◆ **Exercise task**:
The records below are to be copied word for word, with every picture left out.

## BEGIN Raw data

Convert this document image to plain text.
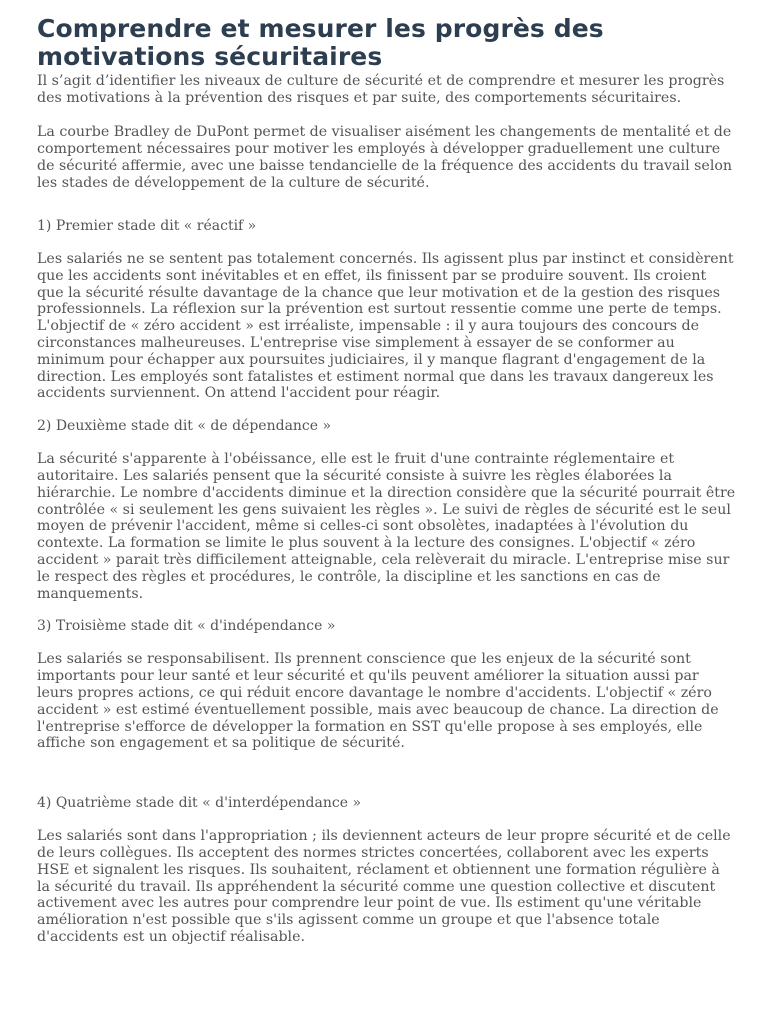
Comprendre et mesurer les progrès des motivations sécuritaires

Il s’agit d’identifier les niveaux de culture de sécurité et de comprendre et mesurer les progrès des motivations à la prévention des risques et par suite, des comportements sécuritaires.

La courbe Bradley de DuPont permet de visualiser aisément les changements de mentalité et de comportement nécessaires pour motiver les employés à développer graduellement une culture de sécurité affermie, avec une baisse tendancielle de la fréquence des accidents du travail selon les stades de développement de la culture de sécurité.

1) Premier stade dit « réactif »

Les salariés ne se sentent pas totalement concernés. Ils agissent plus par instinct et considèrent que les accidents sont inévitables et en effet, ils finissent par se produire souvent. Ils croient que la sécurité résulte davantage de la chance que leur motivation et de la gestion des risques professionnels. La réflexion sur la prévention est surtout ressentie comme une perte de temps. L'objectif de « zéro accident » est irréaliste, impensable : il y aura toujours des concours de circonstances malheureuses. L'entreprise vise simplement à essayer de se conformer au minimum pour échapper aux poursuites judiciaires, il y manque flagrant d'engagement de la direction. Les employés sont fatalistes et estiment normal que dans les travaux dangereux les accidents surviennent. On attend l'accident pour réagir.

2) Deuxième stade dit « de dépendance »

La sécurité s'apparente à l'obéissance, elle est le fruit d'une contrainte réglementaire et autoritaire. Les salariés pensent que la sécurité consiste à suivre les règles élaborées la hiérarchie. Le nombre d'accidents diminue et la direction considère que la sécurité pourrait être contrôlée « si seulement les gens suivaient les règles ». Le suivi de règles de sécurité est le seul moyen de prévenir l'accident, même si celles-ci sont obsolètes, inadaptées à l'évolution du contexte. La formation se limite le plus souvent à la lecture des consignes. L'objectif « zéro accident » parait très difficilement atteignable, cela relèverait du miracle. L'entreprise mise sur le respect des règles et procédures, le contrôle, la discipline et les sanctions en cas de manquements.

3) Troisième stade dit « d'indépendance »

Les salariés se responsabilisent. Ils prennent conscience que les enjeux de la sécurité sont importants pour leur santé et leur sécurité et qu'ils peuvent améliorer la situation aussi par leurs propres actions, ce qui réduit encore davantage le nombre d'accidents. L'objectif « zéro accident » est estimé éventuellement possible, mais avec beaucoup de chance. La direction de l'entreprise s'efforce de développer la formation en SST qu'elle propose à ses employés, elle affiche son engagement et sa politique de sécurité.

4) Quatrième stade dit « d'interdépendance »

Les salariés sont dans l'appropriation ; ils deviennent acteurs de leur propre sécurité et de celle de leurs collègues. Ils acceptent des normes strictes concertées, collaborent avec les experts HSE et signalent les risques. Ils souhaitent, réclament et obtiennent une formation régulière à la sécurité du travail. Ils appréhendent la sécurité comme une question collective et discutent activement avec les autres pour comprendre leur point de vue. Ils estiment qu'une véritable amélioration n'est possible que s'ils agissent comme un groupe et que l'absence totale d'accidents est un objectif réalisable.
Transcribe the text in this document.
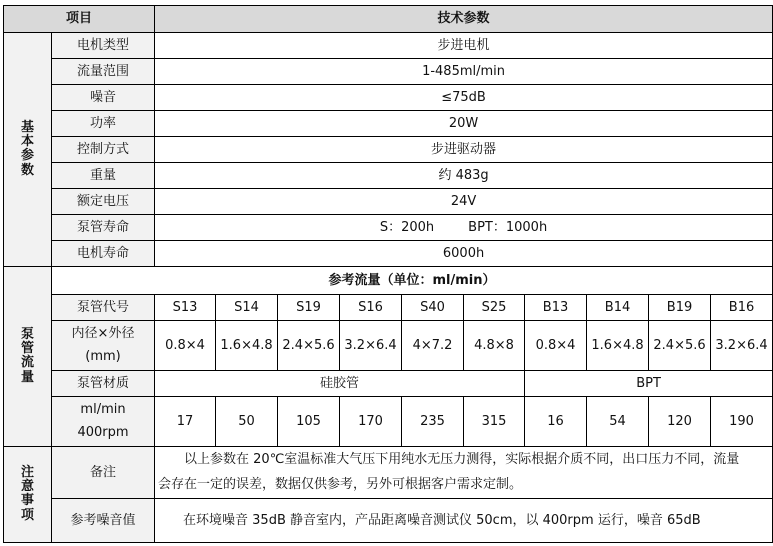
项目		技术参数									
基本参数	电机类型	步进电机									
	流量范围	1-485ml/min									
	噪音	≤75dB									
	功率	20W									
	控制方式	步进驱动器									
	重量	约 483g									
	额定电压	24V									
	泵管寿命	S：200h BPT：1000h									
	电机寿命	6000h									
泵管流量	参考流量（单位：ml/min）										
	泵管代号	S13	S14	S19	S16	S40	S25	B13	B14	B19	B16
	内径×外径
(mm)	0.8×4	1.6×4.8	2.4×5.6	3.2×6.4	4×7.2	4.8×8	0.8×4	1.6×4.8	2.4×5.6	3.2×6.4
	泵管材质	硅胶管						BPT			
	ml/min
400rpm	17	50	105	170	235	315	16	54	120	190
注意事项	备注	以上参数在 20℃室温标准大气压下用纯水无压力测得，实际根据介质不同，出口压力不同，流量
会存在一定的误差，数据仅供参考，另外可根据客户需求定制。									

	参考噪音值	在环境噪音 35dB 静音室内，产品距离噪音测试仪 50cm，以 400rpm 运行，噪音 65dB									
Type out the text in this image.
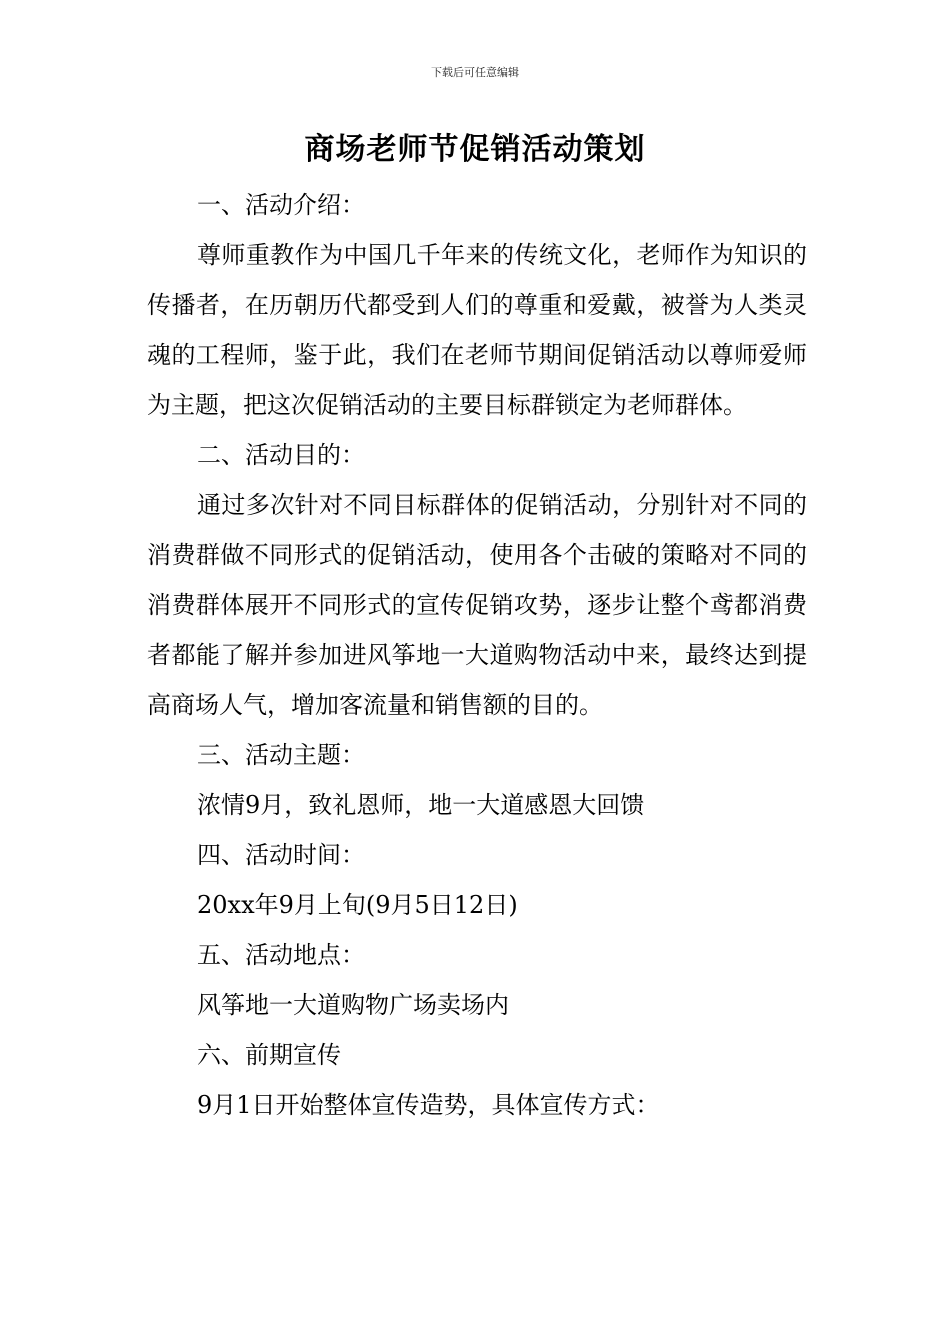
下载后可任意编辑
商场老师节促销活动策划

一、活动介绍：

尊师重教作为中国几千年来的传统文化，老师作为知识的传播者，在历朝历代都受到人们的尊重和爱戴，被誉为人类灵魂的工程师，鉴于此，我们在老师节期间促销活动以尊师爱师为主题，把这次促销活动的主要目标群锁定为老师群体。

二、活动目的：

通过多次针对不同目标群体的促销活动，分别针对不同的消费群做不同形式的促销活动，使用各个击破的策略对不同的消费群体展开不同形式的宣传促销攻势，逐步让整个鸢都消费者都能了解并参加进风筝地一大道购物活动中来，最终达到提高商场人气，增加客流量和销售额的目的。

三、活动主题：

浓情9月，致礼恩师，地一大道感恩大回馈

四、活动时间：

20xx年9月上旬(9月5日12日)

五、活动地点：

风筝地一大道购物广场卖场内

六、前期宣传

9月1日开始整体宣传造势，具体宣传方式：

## END Raw data

◆ **Exercise solution**:
Convert this document image to plain text.
Comprendre et mesurer les progrès des motivations sécuritaires

Il s’agit d’identifier les niveaux de culture de sécurité et de comprendre et mesurer les progrès des motivations à la prévention des risques et par suite, des comportements sécuritaires.

La courbe Bradley de DuPont permet de visualiser aisément les changements de mentalité et de comportement nécessaires pour motiver les employés à développer graduellement une culture de sécurité affermie, avec une baisse tendancielle de la fréquence des accidents du travail selon les stades de développement de la culture de sécurité.

1) Premier stade dit « réactif »

Les salariés ne se sentent pas totalement concernés. Ils agissent plus par instinct et considèrent que les accidents sont inévitables et en effet, ils finissent par se produire souvent. Ils croient que la sécurité résulte davantage de la chance que leur motivation et de la gestion des risques professionnels. La réflexion sur la prévention est surtout ressentie comme une perte de temps. L'objectif de « zéro accident » est irréaliste, impensable : il y aura toujours des concours de circonstances malheureuses. L'entreprise vise simplement à essayer de se conformer au minimum pour échapper aux poursuites judiciaires, il y manque flagrant d'engagement de la direction. Les employés sont fatalistes et estiment normal que dans les travaux dangereux les accidents surviennent. On attend l'accident pour réagir.

2) Deuxième stade dit « de dépendance »

La sécurité s'apparente à l'obéissance, elle est le fruit d'une contrainte réglementaire et autoritaire. Les salariés pensent que la sécurité consiste à suivre les règles élaborées la hiérarchie. Le nombre d'accidents diminue et la direction considère que la sécurité pourrait être contrôlée « si seulement les gens suivaient les règles ». Le suivi de règles de sécurité est le seul moyen de prévenir l'accident, même si celles-ci sont obsolètes, inadaptées à l'évolution du contexte. La formation se limite le plus souvent à la lecture des consignes. L'objectif « zéro accident » parait très difficilement atteignable, cela relèverait du miracle. L'entreprise mise sur le respect des règles et procédures, le contrôle, la discipline et les sanctions en cas de manquements.

3) Troisième stade dit « d'indépendance »

Les salariés se responsabilisent. Ils prennent conscience que les enjeux de la sécurité sont importants pour leur santé et leur sécurité et qu'ils peuvent améliorer la situation aussi par leurs propres actions, ce qui réduit encore davantage le nombre d'accidents. L'objectif « zéro accident » est estimé éventuellement possible, mais avec beaucoup de chance. La direction de l'entreprise s'efforce de développer la formation en SST qu'elle propose à ses employés, elle affiche son engagement et sa politique de sécurité.

4) Quatrième stade dit « d'interdépendance »

Les salariés sont dans l'appropriation ; ils deviennent acteurs de leur propre sécurité et de celle de leurs collègues. Ils acceptent des normes strictes concertées, collaborent avec les experts HSE et signalent les risques. Ils souhaitent, réclament et obtiennent une formation régulière à la sécurité du travail. Ils appréhendent la sécurité comme une question collective et discutent activement avec les autres pour comprendre leur point de vue. Ils estiment qu'une véritable amélioration n'est possible que s'ils agissent comme un groupe et que l'absence totale d'accidents est un objectif réalisable.
Transcribe the text in this document.
项目		技术参数									
基本参数	电机类型	步进电机									
	流量范围	1-485ml/min									
	噪音	≤75dB									
	功率	20W									
	控制方式	步进驱动器									
	重量	约 483g									
	额定电压	24V									
	泵管寿命	S：200h BPT：1000h									
	电机寿命	6000h									
泵管流量	参考流量（单位：ml/min）										
	泵管代号	S13	S14	S19	S16	S40	S25	B13	B14	B19	B16
	内径×外径
(mm)	0.8×4	1.6×4.8	2.4×5.6	3.2×6.4	4×7.2	4.8×8	0.8×4	1.6×4.8	2.4×5.6	3.2×6.4
	泵管材质	硅胶管						BPT			
	ml/min
400rpm	17	50	105	170	235	315	16	54	120	190
注意事项	备注	以上参数在 20℃室温标准大气压下用纯水无压力测得，实际根据介质不同，出口压力不同，流量
会存在一定的误差，数据仅供参考，另外可根据客户需求定制。									

	参考噪音值	在环境噪音 35dB 静音室内，产品距离噪音测试仪 50cm，以 400rpm 运行，噪音 65dB									
Type out the text in this image.
下载后可任意编辑
商场老师节促销活动策划

一、活动介绍：

尊师重教作为中国几千年来的传统文化，老师作为知识的传播者，在历朝历代都受到人们的尊重和爱戴，被誉为人类灵魂的工程师，鉴于此，我们在老师节期间促销活动以尊师爱师为主题，把这次促销活动的主要目标群锁定为老师群体。

二、活动目的：

通过多次针对不同目标群体的促销活动，分别针对不同的消费群做不同形式的促销活动，使用各个击破的策略对不同的消费群体展开不同形式的宣传促销攻势，逐步让整个鸢都消费者都能了解并参加进风筝地一大道购物活动中来，最终达到提高商场人气，增加客流量和销售额的目的。

三、活动主题：

浓情9月，致礼恩师，地一大道感恩大回馈

四、活动时间：

20xx年9月上旬(9月5日12日)

五、活动地点：

风筝地一大道购物广场卖场内

六、前期宣传

9月1日开始整体宣传造势，具体宣传方式：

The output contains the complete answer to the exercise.